EXERCISE TASK: Output each line exactly as it appears, skipping any embedded picture.

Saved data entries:
══════════════════════════════
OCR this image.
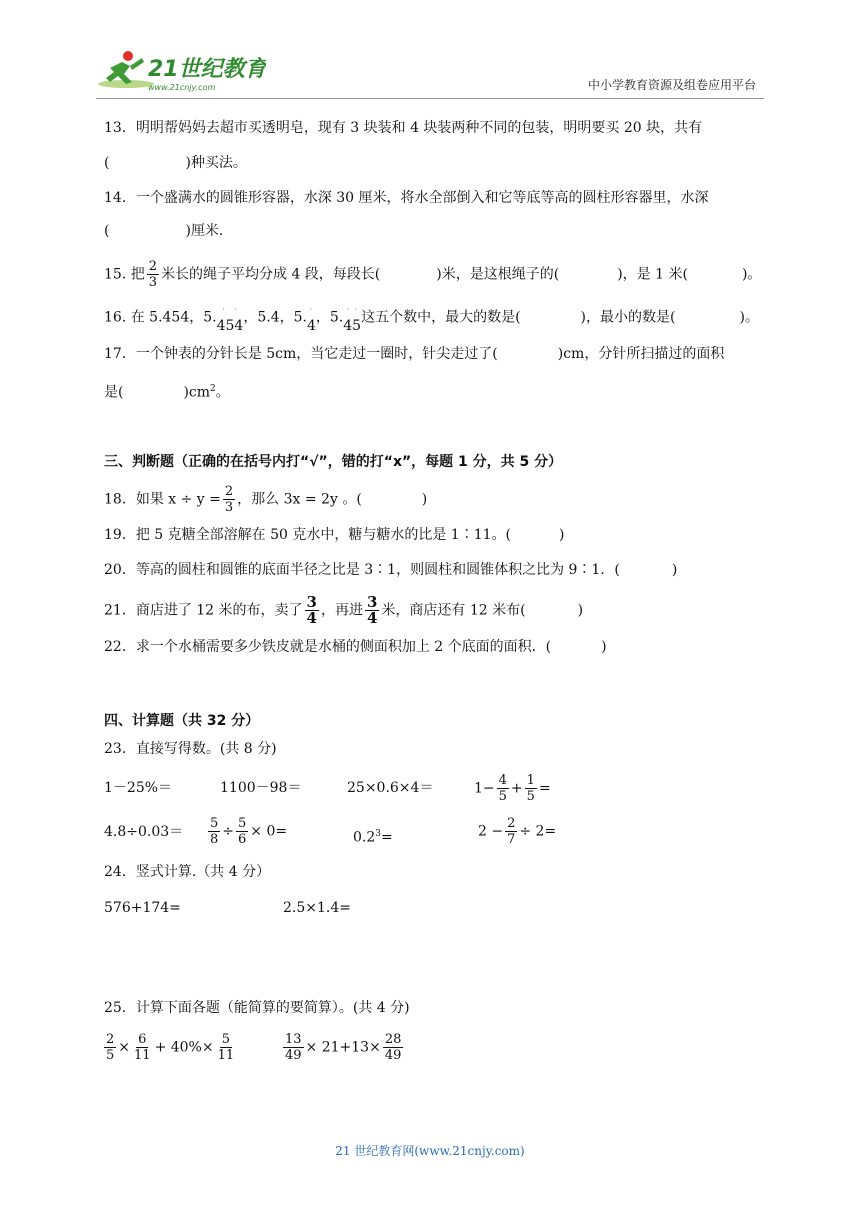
21世纪教育
www.21cnjy.com	中小学教育资源及组卷应用平台
13．明明帮妈妈去超市买透明皂，现有 3 块装和 4 块装两种不同的包装，明明要买 20 块，共有
(	)种买法。
14．一个盛满水的圆锥形容器，水深 30 厘米，将水全部倒入和它等底等高的圆柱形容器里，水深
(	)厘米.
15. 把 $\frac{2}{3}$ 米长的绳子平均分成 4 段，每段长(	)米，是这根绳子的(	)，是 1 米(	)。
16. 在 5.454，5. ·  ·
454
，5.4，5. ·
4
，5. · ·
45
这五个数中，最大的数是(	)，最小的数是(	)。
17．一个钟表的分针长是 5cm，当它走过一圈时，针尖走过了(	)cm，分针所扫描过的面积
是(	)$cm^2$。
三、判断题（正确的在括号内打“√”，错的打“x”，每题 1 分，共 5 分）
18．如果 $x \div y = \frac{2}{3}$ ，那么 3x = 2y 。(	)
19．把 5 克糖全部溶解在 50 克水中，糖与糖水的比是 1∶11。(	)
20．等高的圆柱和圆锥的底面半径之比是 3∶1，则圆柱和圆锥体积之比为 9∶1．(	)
21．商店进了 12 米的布，卖了 $\frac{3}{4}$ ，再进 $\frac{3}{4}$ 米，商店还有 12 米布(	)
22．求一个水桶需要多少铁皮就是水桶的侧面积加上 2 个底面的面积．(	)
四、计算题（共 32 分）
23．直接写得数。(共 8 分)
1－25%＝	1100－98＝	25×0.6×4＝	$1- \frac{4}{5} + \frac{1}{5}$ =
$4.8\div 0.03= \frac{5}{8} \div \frac{5}{6} \times 0=$	$0.2^3=$	$2 - \frac{2}{7} \div 2=$
24．竖式计算.（共 4 分）
576+174=	2.5×1.4=
25．计算下面各题（能简算的要简算）。(共 4 分)
$\frac{2}{5} \times \frac{6}{11} + 40\%\times \frac{5}{11}$	$\frac{13}{49} \times 21+13\times \frac{28}{49}$
21 世纪教育网(www.21cnjy.com)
══════════════════════════════
WRITTEN SOLUTION:
OCR this image.
21世纪教育
www.21cnjy.com	中小学教育资源及组卷应用平台
13．明明帮妈妈去超市买透明皂，现有 3 块装和 4 块装两种不同的包装，明明要买 20 块，共有
(	)种买法。
14．一个盛满水的圆锥形容器，水深 30 厘米，将水全部倒入和它等底等高的圆柱形容器里，水深
(	)厘米.
15. 把 $\frac{2}{3}$ 米长的绳子平均分成 4 段，每段长(	)米，是这根绳子的(	)，是 1 米(	)。
16. 在 5.454，5. ·  ·
454
，5.4，5. ·
4
，5. · ·
45
这五个数中，最大的数是(	)，最小的数是(	)。
17．一个钟表的分针长是 5cm，当它走过一圈时，针尖走过了(	)cm，分针所扫描过的面积
是(	)$cm^2$。
三、判断题（正确的在括号内打“√”，错的打“x”，每题 1 分，共 5 分）
18．如果 $x \div y = \frac{2}{3}$ ，那么 3x = 2y 。(	)
19．把 5 克糖全部溶解在 50 克水中，糖与糖水的比是 1∶11。(	)
20．等高的圆柱和圆锥的底面半径之比是 3∶1，则圆柱和圆锥体积之比为 9∶1．(	)
21．商店进了 12 米的布，卖了 $\frac{3}{4}$ ，再进 $\frac{3}{4}$ 米，商店还有 12 米布(	)
22．求一个水桶需要多少铁皮就是水桶的侧面积加上 2 个底面的面积．(	)
四、计算题（共 32 分）
23．直接写得数。(共 8 分)
1－25%＝	1100－98＝	25×0.6×4＝	$1- \frac{4}{5} + \frac{1}{5}$ =
$4.8\div 0.03= \frac{5}{8} \div \frac{5}{6} \times 0=$	$0.2^3=$	$2 - \frac{2}{7} \div 2=$
24．竖式计算.（共 4 分）
576+174=	2.5×1.4=
25．计算下面各题（能简算的要简算）。(共 4 分)
$\frac{2}{5} \times \frac{6}{11} + 40\%\times \frac{5}{11}$	$\frac{13}{49} \times 21+13\times \frac{28}{49}$
21 世纪教育网(www.21cnjy.com)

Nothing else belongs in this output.